Text passage |

# Not using all 16gb of ram only 8gb



## solhex (Apr 12, 2017)

Basically I have no clue why my computer isn't using all 16gb of ram see pictures for all info on my pc.

please help


----------



## solhex (Apr 12, 2017)

I am using 4x4gb Hyper x fury that are identical but pc is only using 2 of them


----------



## DBCooper (Jun 11, 2010)

Hi there,

Based on the pictures you provided, it looks like you have a Asus motherboard. When you can, please provide the model number of the motherboard. Thank you.


----------



## jenae (Jun 17, 2008)

Hi, press the win + x keys together, select command prompt(Admin) at the prompt copy and paste these cmds highlighted in red:-

systeminfo | find /V /I "hotfix" | find /V "KB" > 0 & notepad 0

Press enter, please post the notepad outcome here.

Next copy paste:-

wmic memorychip get BankLabel, Capacity, Caption, CreationClassName, DataWidth, Description, Devicelocator, FormFactor, HotSwappable, InstallDate, InterleaveDataDepth, InterleavePosition, Manufacturer, MemoryType, Model, Name, OtherIdentifyingInfo, PartNumber, PositionInRow, PoweredOn, Removable, Replaceable, SerialNumber, SKU, Speed, Status, Tag, TotalWidth, TypeDetail, Version /Format:list > 0 & notepad 0


Press enter, please post the notepad outcome here.

Next copy paste:-

wmic memphysical get Manufacturer, Model, SerialNumber, MaxCapacity, MemoryDevices /Format:list > 0 & notepad 0

Press enter, please post the notepad outcome here.


----------



## solhex (Apr 12, 2017)

There.

Thanks for helping.

slot#4 is exactly the same aswell


----------



## VividProfessional (Apr 29, 2009)

the latancy, and voltages are different on these dimms.

Material supplied |
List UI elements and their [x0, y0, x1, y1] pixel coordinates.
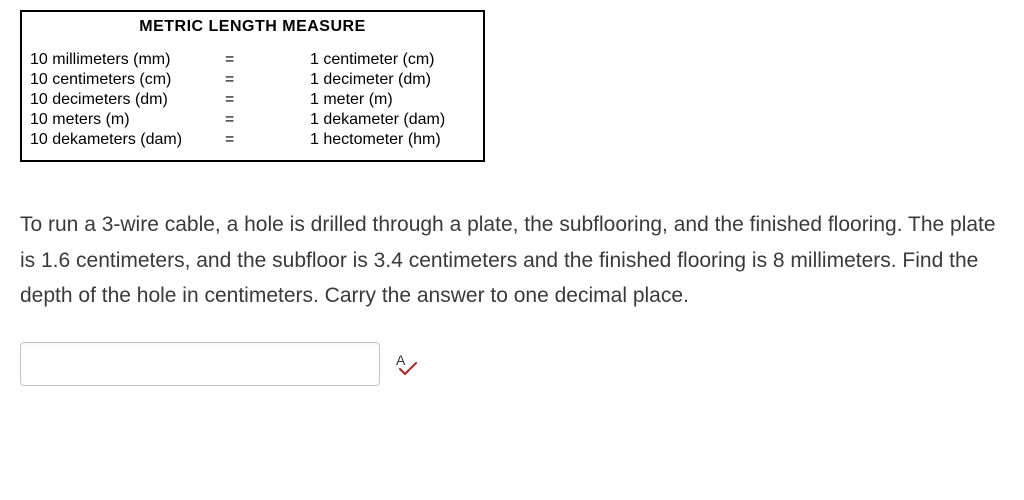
conversion-left: 10 meters (m): [30, 110, 225, 130]
equals-sign: =: [225, 130, 310, 150]
spellcheck-icon[interactable]: A: [394, 352, 418, 376]
conversion-right: 1 meter (m): [310, 90, 445, 110]
conversion-left: 10 dekameters (dam): [30, 130, 225, 150]
equals-sign: =: [225, 90, 310, 110]
table-row: 10 millimeters (mm) = 1 centimeter (cm): [30, 50, 445, 70]
conversion-left: 10 centimeters (cm): [30, 70, 225, 90]
table-row: 10 decimeters (dm) = 1 meter (m): [30, 90, 445, 110]
metric-box-title: METRIC LENGTH MEASURE: [30, 18, 475, 36]
equals-sign: =: [225, 50, 310, 70]
table-row: 10 dekameters (dam) = 1 hectometer (hm): [30, 130, 445, 150]
equals-sign: =: [225, 110, 310, 130]
conversion-left: 10 decimeters (dm): [30, 90, 225, 110]
equals-sign: =: [225, 70, 310, 90]
conversion-right: 1 dekameter (dam): [310, 110, 445, 130]
answer-input[interactable]: [20, 342, 380, 386]
conversion-right: 1 centimeter (cm): [310, 50, 445, 70]
conversion-right: 1 decimeter (dm): [310, 70, 445, 90]
conversion-left: 10 millimeters (mm): [30, 50, 225, 70]
answer-row: A: [20, 342, 1004, 386]
table-row: 10 meters (m) = 1 dekameter (dam): [30, 110, 445, 130]
metric-length-box: METRIC LENGTH MEASURE 10 millimeters (mm…: [20, 10, 485, 162]
table-row: 10 centimeters (cm) = 1 decimeter (dm): [30, 70, 445, 90]
svg-text:A: A: [396, 352, 406, 368]
conversion-right: 1 hectometer (hm): [310, 130, 445, 150]
metric-conversion-table: 10 millimeters (mm) = 1 centimeter (cm) …: [30, 50, 445, 150]
question-text: To run a 3-wire cable, a hole is drilled…: [20, 207, 1004, 314]
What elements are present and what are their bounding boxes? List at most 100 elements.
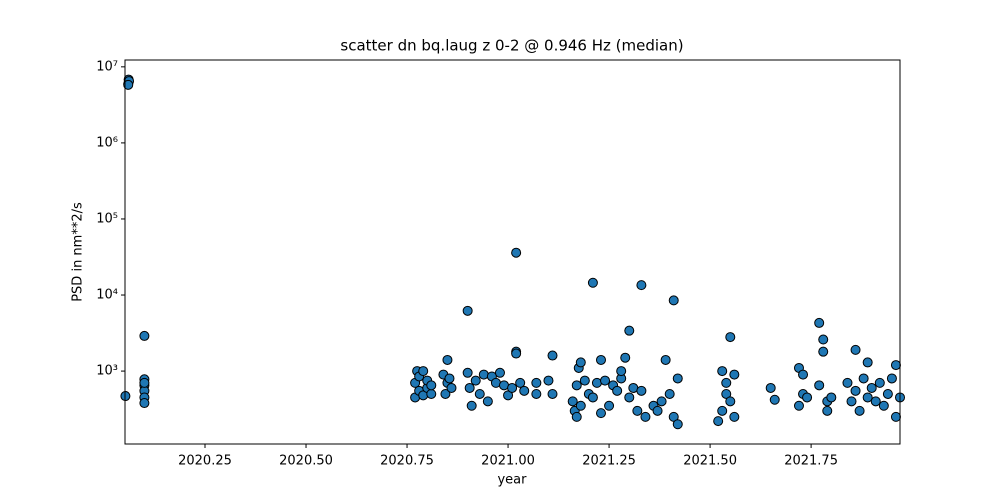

Things to do |
1 > Recast the records as a Markdown table with columns "Row" and "Line", one line per row and blank lines left out. Begin at the line that has "conversion-left: 10 meters" and stop after the line that has "equals-sign: =: [225, 90, 310, 110]".
2 > Continue the forum thread about the computer using only 8gb of its 16gb of RAM from the point where it stops.

Outputs by task |
1 >
| Row | Line |
|---|---|
| 1 | conversion-left: 10 meters (m): [30, 110, 225, 130] |
| 2 | equals-sign: =: [225, 130, 310, 150] |
| 3 | spellcheck-icon[interactable]: A: [394, 352, 418, 376] |
| 4 | conversion-right: 1 meter (m): [310, 90, 445, 110] |
| 5 | conversion-left: 10 dekameters (dam): [30, 130, 225, 150] |
| 6 | equals-sign: =: [225, 90, 310, 110] |

2 >
do you know what manafacturer thse are from?


----------



## jenae (Jun 17, 2008)

Hi, thanks for the txt responses. Systeminfo shows only 8 gb of ram. Wmic shows the system recognizes 4gb in slot 1 and 4gb in slot 3 (from the s/n's). Windows memphysical also shows 16 gb of ram and 4 slots (this confirms what CPU-Z reveals). They are Kingston. So effectively windows only recognizes 8 gb of ram on your machine. 

Systeminfo usually gives system manufacturer and system model (MB) not in this case, can you tell us the MB manufacturer and model, what does the BIOS say?


----------



## solhex (Apr 12, 2017)

Asus Z170 Pro Gaming Motherboard


----------



## Corday (Mar 3, 2010)

As recommended by Asus. Kingston OK.

4 x DIMM, Max. 64GB, DDR4 3400(O.C.)/3333(O.C.)/3200(O.C.)/3100(O.C.)/3000(O.C.)/2933(O.C.)/2800(O.C.)/2666(O.C.)/2600(O.C.)/2400(O.C.)/2133 MHz Non-ECC, Un-buffered Memory
Dual Channel Memory Architecture
Supports Intel® Extreme Memory Profile (XMP)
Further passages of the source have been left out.